**Problem statement**: Gather all lines in the entries below that include the word "Extract".

**Data provided**:
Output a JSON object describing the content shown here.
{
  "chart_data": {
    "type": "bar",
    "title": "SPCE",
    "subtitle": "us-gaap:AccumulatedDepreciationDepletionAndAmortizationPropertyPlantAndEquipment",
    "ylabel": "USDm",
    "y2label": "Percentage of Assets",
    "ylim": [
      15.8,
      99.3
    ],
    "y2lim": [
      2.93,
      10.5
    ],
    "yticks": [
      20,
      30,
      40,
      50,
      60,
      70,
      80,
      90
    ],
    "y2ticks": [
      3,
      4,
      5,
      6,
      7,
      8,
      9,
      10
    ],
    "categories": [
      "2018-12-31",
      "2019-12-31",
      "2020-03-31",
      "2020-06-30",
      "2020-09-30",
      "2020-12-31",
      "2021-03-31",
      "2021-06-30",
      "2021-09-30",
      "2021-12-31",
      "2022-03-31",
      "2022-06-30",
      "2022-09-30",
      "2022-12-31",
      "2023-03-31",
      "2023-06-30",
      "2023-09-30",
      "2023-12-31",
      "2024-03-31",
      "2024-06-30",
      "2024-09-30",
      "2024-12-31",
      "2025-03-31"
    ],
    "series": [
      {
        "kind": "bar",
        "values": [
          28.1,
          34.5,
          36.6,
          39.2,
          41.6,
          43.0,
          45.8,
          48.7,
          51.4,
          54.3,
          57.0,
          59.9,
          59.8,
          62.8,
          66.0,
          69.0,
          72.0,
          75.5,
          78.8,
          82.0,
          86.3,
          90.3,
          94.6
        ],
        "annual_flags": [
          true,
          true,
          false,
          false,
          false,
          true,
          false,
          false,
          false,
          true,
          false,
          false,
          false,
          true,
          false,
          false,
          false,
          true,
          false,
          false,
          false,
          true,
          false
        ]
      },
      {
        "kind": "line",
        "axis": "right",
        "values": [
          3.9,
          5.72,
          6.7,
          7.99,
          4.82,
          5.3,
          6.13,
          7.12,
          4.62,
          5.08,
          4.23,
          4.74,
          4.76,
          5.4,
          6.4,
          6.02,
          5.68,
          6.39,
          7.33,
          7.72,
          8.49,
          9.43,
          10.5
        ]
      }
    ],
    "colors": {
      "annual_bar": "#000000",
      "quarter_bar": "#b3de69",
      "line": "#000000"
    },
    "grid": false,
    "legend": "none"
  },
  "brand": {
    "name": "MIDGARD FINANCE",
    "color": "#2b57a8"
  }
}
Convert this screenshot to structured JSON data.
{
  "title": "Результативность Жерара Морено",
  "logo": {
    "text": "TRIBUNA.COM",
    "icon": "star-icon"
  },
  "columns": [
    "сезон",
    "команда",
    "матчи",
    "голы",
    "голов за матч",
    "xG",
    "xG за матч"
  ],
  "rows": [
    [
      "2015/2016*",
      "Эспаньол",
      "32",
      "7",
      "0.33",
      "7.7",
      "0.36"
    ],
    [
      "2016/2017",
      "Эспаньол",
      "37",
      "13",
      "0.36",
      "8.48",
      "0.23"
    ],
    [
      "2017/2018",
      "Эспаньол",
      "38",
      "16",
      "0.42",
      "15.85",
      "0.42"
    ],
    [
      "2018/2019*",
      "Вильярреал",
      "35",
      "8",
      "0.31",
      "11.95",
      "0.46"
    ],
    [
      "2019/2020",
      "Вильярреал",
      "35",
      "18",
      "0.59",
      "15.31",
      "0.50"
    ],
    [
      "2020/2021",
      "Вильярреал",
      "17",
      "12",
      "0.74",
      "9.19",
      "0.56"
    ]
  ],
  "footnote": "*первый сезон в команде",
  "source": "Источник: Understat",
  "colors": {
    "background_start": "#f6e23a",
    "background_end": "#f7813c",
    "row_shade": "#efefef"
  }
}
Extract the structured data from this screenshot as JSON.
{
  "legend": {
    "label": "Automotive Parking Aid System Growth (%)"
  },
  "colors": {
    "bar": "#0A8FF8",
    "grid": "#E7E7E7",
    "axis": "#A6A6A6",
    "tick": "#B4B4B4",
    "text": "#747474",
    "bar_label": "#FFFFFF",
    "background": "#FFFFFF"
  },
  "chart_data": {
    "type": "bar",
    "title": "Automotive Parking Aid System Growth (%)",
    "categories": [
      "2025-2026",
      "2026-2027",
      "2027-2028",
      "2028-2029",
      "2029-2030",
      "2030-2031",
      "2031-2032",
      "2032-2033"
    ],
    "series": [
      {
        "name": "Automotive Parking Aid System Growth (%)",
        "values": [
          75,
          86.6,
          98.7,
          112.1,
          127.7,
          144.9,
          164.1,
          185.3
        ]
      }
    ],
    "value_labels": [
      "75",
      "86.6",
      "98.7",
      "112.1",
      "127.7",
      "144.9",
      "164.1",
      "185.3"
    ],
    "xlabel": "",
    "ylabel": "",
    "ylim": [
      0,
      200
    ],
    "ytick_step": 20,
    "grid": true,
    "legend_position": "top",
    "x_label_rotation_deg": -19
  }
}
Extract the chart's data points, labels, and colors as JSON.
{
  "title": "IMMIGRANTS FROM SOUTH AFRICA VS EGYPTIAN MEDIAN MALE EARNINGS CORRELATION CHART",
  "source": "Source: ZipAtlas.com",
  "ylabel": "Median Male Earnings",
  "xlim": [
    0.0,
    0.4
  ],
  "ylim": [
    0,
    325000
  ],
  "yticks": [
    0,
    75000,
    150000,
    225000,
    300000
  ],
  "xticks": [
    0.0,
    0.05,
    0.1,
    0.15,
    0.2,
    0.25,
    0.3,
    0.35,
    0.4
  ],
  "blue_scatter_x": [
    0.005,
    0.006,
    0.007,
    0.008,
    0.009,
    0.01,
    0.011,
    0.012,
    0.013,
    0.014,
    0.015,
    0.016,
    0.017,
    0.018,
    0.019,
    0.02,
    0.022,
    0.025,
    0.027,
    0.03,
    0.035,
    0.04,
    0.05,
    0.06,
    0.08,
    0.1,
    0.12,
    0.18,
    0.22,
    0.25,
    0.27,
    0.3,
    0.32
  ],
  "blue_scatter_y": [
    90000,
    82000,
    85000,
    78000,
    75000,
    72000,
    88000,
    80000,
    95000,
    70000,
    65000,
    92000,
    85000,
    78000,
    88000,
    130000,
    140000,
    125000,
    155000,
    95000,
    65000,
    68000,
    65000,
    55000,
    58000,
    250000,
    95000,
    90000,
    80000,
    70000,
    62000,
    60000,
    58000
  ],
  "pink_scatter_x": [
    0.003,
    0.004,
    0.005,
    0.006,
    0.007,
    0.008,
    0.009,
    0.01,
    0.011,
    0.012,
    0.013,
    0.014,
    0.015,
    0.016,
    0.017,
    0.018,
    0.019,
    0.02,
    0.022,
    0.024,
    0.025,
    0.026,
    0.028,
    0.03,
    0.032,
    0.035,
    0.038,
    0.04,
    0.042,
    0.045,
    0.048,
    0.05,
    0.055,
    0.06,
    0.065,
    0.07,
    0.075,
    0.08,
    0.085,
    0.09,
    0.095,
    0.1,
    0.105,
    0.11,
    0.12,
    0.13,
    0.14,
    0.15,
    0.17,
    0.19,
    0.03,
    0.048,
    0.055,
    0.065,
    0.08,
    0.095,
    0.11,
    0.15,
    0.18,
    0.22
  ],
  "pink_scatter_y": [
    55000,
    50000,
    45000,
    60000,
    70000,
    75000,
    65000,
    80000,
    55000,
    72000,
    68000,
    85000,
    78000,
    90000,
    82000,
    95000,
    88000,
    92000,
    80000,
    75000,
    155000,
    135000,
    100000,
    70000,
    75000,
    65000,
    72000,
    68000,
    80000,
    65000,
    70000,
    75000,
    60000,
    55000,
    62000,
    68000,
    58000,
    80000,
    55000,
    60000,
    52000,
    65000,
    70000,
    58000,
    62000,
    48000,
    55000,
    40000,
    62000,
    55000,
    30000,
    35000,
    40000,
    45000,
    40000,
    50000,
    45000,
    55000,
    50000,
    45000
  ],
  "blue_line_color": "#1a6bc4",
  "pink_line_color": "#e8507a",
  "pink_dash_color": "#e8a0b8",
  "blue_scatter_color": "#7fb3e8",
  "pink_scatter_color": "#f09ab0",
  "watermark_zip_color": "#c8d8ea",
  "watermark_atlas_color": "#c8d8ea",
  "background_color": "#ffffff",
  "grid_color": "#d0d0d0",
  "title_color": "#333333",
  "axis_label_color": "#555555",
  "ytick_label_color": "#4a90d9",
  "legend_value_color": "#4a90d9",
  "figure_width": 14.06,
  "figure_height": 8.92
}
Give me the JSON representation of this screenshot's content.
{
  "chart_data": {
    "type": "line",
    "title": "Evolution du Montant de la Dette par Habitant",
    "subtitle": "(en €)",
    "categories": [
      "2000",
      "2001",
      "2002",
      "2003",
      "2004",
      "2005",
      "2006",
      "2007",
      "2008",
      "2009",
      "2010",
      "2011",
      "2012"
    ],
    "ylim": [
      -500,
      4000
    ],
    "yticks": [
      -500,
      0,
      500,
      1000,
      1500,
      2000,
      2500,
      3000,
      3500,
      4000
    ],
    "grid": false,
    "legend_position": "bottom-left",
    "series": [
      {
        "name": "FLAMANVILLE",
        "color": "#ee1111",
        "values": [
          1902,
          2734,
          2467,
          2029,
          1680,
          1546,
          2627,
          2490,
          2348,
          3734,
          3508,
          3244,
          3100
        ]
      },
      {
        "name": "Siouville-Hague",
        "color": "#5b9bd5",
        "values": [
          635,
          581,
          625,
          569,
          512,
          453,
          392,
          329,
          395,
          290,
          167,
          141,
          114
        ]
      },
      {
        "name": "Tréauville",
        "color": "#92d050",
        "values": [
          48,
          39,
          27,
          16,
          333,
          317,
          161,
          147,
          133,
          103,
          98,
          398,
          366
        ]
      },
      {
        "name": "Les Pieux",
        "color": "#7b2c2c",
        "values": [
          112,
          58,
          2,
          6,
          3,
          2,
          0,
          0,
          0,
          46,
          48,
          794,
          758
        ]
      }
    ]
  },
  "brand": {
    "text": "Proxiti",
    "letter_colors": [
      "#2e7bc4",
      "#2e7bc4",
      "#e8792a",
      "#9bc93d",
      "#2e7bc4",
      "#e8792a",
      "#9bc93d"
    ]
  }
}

**Expected answer**:
Extract the structured data from this screenshot as JSON.
Extract the chart's data points, labels, and colors as JSON.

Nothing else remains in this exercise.